[Brief]: Find and copy lines holding "TSKF".

[Given entries]:
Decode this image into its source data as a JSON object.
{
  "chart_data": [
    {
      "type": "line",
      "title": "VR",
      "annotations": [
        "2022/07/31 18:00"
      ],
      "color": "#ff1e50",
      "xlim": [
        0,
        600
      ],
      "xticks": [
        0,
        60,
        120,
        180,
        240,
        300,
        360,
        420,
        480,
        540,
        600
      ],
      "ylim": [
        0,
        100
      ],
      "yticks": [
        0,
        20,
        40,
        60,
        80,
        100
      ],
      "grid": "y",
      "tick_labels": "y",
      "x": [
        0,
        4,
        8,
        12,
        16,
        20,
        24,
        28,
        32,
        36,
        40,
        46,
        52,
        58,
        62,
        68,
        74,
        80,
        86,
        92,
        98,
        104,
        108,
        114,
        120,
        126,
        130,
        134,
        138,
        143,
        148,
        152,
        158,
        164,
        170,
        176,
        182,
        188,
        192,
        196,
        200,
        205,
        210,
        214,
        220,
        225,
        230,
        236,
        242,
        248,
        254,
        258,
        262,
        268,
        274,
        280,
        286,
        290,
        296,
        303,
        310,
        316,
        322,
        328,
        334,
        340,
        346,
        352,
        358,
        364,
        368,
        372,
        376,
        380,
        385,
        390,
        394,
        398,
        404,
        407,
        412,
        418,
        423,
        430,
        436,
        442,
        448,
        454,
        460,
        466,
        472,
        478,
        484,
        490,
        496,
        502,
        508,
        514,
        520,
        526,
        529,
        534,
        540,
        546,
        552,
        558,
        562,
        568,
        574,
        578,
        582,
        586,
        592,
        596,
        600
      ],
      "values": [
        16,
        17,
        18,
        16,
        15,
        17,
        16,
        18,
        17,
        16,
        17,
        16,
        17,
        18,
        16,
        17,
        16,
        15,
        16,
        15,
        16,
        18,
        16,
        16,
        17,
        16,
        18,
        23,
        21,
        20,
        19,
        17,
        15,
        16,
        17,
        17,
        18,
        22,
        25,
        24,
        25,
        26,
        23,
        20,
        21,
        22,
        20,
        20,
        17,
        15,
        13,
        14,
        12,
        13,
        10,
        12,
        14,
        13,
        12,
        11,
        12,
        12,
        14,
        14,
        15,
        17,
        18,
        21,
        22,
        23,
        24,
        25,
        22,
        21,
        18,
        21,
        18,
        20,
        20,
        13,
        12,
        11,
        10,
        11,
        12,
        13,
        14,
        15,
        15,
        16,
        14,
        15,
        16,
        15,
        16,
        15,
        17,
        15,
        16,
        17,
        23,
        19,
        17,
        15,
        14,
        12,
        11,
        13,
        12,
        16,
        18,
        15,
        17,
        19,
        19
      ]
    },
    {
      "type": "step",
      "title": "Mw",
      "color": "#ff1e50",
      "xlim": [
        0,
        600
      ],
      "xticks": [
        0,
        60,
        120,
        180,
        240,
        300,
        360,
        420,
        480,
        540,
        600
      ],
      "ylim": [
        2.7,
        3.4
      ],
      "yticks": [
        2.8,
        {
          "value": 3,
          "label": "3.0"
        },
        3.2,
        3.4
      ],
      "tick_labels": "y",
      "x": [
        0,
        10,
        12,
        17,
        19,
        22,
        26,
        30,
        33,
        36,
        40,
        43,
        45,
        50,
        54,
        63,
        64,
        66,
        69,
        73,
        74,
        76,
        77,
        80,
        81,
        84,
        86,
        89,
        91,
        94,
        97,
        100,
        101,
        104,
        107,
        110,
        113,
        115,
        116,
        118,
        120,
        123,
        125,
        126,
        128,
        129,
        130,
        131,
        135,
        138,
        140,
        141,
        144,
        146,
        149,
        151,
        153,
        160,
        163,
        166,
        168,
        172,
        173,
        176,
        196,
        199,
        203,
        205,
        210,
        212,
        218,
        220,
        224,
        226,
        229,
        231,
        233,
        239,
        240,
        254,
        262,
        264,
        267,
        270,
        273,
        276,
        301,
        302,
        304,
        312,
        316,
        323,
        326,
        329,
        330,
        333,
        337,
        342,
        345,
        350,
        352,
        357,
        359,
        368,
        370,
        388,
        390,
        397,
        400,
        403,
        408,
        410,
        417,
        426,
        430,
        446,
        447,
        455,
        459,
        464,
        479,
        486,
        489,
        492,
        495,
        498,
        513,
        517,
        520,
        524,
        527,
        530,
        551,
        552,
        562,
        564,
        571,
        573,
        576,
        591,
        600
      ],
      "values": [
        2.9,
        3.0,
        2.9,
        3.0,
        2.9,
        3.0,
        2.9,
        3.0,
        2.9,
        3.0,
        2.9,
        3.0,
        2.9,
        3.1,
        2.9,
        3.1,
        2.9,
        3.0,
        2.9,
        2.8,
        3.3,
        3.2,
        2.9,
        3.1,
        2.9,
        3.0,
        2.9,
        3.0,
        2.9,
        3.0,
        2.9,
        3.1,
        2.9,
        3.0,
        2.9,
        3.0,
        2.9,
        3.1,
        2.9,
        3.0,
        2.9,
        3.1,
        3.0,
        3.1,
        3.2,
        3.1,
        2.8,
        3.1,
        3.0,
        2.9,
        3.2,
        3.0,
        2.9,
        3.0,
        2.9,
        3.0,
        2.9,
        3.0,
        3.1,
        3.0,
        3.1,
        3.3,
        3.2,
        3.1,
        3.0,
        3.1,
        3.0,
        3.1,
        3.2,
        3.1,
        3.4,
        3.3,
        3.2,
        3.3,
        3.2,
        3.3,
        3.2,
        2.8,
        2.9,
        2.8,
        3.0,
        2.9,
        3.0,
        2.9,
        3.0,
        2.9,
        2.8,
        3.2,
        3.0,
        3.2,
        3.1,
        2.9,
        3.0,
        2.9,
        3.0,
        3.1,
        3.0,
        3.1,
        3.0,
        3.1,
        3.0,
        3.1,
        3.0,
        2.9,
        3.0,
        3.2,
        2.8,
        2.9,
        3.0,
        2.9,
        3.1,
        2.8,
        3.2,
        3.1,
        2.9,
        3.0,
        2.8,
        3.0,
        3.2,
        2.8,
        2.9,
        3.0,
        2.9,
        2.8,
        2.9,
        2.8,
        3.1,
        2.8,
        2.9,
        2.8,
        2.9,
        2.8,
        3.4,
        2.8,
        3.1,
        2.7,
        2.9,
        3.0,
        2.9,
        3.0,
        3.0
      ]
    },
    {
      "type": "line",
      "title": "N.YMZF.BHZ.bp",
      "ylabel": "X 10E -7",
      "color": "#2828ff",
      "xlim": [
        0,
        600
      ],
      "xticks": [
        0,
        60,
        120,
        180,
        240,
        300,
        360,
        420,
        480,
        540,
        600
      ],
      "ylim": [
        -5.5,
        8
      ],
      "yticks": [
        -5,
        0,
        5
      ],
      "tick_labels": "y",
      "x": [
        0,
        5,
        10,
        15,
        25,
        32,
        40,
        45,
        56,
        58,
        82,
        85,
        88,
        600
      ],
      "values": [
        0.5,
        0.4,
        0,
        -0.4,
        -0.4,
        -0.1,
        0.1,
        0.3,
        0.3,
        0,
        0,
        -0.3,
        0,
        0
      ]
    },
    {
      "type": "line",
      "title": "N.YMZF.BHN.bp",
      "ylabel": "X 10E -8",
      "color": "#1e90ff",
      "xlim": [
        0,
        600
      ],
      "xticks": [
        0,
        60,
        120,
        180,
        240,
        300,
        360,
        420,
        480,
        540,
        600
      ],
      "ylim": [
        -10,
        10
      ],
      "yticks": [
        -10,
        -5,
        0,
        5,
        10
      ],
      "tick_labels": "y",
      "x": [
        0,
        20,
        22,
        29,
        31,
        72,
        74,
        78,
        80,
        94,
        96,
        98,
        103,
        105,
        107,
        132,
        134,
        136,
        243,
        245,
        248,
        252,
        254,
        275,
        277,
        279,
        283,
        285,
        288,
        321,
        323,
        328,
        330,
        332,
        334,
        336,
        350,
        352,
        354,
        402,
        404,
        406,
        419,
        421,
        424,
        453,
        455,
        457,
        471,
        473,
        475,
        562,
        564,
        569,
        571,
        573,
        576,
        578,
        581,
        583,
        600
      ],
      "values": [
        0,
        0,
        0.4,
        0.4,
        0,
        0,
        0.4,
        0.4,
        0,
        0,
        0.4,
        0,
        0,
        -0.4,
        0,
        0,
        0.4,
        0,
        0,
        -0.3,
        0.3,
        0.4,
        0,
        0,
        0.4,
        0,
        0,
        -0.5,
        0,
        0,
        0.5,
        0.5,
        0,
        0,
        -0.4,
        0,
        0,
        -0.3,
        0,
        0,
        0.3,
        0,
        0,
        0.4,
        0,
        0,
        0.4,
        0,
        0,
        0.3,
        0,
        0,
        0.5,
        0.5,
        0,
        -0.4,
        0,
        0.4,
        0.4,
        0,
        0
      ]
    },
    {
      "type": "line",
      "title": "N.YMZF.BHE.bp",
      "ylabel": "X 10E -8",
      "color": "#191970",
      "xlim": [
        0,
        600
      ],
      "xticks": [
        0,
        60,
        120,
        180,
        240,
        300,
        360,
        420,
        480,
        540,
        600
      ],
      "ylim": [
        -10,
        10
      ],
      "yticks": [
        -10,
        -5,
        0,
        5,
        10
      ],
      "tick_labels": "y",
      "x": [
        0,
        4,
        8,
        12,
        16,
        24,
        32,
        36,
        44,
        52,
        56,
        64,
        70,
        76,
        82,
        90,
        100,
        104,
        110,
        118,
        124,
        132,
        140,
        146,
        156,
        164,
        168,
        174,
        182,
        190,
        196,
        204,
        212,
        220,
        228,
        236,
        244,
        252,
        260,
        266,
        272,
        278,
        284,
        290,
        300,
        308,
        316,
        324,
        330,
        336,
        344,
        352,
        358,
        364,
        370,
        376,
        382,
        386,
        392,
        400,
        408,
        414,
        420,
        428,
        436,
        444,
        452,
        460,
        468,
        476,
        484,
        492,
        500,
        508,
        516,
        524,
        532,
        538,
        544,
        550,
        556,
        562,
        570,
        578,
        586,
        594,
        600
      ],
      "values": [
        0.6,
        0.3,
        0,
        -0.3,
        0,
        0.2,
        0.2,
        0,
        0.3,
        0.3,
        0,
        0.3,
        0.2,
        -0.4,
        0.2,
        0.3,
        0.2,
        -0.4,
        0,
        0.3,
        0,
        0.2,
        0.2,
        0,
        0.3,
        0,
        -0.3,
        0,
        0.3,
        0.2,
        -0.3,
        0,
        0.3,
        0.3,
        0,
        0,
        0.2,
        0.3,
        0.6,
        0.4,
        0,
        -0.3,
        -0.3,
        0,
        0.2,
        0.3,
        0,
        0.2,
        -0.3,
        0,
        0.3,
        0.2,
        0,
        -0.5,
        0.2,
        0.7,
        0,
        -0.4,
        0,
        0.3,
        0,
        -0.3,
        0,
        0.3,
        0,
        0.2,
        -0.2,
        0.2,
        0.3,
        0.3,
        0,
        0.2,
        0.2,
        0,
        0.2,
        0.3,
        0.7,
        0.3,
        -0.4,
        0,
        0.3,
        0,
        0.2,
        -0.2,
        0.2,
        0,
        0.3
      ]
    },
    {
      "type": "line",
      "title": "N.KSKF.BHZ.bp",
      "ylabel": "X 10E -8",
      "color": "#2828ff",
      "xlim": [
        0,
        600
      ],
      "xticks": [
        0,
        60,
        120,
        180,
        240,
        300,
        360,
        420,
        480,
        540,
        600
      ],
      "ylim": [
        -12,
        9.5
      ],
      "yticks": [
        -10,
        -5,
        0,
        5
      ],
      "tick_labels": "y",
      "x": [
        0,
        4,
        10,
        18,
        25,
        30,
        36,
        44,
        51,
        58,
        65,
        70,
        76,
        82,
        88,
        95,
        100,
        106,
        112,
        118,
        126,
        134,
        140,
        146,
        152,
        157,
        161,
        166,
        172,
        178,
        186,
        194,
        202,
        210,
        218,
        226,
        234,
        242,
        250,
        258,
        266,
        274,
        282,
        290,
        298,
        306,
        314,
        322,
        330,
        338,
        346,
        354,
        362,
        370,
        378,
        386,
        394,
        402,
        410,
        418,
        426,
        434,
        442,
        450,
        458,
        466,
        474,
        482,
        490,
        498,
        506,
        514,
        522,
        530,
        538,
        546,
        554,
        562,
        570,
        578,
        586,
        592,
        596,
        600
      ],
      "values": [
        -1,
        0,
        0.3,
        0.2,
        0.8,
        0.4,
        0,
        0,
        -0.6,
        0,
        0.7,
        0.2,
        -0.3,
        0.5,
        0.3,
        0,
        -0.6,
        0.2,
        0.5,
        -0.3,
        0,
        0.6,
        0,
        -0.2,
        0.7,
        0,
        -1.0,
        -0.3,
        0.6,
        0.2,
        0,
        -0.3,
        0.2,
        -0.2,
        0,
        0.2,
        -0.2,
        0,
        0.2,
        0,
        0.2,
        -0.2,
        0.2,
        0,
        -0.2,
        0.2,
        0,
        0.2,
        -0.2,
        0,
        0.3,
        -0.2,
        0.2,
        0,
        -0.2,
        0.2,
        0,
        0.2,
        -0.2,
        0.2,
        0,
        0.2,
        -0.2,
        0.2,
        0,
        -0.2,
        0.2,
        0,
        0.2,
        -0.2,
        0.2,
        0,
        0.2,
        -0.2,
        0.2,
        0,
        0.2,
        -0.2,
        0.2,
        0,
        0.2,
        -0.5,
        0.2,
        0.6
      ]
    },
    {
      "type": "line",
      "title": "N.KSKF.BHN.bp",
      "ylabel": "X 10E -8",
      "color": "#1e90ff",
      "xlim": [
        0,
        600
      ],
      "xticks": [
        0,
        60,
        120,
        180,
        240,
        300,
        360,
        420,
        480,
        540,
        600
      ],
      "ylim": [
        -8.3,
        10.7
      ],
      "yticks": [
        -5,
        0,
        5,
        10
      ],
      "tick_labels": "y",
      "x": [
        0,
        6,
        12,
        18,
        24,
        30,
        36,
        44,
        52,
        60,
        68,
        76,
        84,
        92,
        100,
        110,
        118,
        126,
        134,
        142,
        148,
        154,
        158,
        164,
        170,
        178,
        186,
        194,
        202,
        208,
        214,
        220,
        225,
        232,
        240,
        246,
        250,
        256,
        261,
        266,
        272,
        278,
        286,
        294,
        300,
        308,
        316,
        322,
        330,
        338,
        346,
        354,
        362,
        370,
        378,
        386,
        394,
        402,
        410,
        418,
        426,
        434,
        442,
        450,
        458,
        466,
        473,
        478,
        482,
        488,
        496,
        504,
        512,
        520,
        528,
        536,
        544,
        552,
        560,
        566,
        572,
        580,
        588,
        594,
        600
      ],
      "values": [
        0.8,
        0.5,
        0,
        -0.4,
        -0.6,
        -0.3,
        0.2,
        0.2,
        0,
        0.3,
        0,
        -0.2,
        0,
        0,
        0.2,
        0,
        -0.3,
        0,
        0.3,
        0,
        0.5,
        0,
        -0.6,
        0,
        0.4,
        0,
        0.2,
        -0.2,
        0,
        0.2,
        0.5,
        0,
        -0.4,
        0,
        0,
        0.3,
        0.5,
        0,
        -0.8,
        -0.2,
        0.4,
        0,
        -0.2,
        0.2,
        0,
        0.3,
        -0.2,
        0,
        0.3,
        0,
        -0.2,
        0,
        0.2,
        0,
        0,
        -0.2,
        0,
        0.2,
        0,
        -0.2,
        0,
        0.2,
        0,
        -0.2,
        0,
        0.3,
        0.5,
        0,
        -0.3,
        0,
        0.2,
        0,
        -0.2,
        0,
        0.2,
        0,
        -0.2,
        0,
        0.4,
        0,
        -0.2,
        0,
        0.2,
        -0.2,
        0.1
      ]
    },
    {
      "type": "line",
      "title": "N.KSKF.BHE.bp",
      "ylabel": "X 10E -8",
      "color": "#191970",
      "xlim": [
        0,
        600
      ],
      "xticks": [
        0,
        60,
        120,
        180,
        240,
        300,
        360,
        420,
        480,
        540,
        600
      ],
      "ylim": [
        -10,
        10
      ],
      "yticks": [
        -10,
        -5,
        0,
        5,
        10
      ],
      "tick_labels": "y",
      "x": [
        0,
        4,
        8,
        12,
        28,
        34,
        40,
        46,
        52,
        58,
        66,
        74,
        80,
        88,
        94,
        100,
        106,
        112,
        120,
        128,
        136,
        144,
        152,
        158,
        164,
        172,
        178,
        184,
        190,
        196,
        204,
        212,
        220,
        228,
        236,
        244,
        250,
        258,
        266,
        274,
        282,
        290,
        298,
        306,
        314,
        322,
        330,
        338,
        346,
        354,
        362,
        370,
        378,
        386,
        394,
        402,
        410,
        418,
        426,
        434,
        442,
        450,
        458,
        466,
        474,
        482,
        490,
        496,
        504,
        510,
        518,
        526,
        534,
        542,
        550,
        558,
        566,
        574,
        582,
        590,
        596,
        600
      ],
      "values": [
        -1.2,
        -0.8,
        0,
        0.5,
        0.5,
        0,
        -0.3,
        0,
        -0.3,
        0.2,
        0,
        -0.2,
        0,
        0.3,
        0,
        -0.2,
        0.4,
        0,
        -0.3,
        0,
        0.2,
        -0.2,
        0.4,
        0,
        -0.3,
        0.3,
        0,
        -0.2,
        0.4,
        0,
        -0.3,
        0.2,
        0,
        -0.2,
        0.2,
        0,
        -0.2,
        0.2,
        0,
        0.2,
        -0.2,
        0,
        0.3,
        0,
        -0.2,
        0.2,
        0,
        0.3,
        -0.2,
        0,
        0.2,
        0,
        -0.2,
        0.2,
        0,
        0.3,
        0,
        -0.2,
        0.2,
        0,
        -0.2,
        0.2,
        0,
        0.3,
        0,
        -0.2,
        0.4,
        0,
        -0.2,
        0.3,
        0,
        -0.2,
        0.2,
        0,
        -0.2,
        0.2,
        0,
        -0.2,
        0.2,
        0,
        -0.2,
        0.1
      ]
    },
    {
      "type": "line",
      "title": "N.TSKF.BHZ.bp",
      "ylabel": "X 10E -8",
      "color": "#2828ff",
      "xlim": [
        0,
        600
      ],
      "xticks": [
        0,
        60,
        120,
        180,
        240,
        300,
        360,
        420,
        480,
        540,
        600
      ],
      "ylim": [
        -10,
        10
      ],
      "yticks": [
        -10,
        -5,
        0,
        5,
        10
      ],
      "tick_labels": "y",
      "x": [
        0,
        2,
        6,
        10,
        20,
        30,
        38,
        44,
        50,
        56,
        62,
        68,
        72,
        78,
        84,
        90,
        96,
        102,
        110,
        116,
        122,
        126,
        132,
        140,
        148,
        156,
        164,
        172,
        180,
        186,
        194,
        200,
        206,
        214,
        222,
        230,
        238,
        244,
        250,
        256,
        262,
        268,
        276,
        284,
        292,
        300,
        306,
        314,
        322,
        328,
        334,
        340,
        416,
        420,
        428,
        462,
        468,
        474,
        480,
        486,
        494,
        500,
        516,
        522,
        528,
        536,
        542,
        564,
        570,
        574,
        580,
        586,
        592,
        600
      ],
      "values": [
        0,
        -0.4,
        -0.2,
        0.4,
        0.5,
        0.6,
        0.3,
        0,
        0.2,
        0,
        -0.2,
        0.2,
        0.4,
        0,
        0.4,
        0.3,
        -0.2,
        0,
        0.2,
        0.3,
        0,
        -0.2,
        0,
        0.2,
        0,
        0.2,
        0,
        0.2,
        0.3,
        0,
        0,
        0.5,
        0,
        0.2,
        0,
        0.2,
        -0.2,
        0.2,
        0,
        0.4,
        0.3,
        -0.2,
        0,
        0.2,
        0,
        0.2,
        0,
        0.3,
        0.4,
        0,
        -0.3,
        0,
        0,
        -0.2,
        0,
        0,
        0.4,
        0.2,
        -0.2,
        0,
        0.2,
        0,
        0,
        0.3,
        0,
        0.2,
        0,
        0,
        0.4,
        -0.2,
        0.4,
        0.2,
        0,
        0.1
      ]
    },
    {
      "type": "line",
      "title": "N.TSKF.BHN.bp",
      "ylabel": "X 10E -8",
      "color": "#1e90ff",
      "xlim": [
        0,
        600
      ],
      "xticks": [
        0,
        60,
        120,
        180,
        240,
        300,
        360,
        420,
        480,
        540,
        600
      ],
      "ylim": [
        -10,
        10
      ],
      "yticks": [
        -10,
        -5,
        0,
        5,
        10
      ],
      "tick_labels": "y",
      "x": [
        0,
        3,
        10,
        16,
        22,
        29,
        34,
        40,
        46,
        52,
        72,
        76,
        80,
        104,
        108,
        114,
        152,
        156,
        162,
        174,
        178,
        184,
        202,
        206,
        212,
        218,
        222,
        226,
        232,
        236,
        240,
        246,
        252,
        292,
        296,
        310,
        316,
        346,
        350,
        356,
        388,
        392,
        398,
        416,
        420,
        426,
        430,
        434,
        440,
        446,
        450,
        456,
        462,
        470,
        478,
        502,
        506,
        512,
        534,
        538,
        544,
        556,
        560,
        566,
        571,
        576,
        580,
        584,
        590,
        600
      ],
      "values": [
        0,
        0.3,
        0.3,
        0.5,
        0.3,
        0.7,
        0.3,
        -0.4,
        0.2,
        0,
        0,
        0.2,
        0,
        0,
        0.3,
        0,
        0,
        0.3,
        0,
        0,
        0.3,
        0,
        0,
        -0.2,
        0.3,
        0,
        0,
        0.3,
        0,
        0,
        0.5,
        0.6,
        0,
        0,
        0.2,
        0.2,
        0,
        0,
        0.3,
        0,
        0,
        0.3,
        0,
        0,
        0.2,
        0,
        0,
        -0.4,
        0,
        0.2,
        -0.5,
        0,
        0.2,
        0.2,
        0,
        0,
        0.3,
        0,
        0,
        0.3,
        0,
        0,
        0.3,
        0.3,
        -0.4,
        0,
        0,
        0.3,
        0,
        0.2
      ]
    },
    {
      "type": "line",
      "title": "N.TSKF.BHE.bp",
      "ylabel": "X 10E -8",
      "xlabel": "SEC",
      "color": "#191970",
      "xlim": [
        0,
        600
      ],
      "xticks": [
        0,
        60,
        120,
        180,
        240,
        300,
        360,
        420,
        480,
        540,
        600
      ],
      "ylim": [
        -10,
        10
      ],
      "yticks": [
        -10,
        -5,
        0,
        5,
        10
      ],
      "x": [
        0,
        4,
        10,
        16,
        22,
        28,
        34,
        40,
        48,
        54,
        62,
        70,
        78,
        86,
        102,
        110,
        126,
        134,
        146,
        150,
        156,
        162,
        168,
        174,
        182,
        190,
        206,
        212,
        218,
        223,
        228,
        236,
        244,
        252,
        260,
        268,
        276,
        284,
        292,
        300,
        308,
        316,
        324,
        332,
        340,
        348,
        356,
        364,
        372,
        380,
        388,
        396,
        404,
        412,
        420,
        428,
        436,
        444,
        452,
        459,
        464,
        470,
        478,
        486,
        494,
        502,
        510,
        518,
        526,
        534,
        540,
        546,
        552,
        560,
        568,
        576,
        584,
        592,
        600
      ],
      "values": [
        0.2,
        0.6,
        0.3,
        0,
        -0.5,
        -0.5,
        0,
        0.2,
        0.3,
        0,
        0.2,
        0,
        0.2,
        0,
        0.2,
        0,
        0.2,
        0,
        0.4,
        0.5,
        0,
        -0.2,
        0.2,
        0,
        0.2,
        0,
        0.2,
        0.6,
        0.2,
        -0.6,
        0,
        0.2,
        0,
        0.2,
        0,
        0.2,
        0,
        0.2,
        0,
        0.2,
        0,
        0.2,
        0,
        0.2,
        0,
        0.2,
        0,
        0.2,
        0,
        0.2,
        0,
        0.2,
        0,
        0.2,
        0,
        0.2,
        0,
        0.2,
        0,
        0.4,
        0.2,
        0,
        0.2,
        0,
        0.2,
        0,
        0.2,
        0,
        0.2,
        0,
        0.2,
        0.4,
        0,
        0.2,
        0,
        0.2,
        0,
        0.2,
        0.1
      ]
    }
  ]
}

[Written response]:
      "title": "N.TSKF.BHZ.bp",
      "title": "N.TSKF.BHN.bp",
      "title": "N.TSKF.BHE.bp",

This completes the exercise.